* BEGIN Given data *

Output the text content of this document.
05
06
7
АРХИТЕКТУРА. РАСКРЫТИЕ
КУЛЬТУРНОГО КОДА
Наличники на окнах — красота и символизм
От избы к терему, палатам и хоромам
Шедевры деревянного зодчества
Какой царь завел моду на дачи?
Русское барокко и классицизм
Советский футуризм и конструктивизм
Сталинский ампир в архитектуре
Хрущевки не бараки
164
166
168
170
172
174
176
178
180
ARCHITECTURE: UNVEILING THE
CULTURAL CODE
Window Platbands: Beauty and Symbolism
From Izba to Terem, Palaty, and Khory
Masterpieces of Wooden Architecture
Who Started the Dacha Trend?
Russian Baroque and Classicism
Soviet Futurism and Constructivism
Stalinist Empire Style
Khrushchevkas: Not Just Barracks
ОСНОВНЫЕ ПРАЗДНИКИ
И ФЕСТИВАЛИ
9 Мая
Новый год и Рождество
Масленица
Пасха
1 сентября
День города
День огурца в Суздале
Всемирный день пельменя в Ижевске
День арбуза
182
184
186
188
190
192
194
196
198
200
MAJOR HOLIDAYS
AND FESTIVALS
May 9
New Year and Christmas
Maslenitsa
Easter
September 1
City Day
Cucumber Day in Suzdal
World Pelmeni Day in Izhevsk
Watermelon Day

* END Given data *

Problem description >> Reproduce each entry exactly, leaving out nothing.

Solution to the problem >>
Output the text content of this document.
05
06
7
АРХИТЕКТУРА. РАСКРЫТИЕ
КУЛЬТУРНОГО КОДА
Наличники на окнах — красота и символизм
От избы к терему, палатам и хоромам
Шедевры деревянного зодчества
Какой царь завел моду на дачи?
Русское барокко и классицизм
Советский футуризм и конструктивизм
Сталинский ампир в архитектуре
Хрущевки не бараки
164
166
168
170
172
174
176
178
180
ARCHITECTURE: UNVEILING THE
CULTURAL CODE
Window Platbands: Beauty and Symbolism
From Izba to Terem, Palaty, and Khory
Masterpieces of Wooden Architecture
Who Started the Dacha Trend?
Russian Baroque and Classicism
Soviet Futurism and Constructivism
Stalinist Empire Style
Khrushchevkas: Not Just Barracks
ОСНОВНЫЕ ПРАЗДНИКИ
И ФЕСТИВАЛИ
9 Мая
Новый год и Рождество
Масленица
Пасха
1 сентября
День города
День огурца в Суздале
Всемирный день пельменя в Ижевске
День арбуза
182
184
186
188
190
192
194
196
198
200
MAJOR HOLIDAYS
AND FESTIVALS
May 9
New Year and Christmas
Maslenitsa
Easter
September 1
City Day
Cucumber Day in Suzdal
World Pelmeni Day in Izhevsk
Watermelon Day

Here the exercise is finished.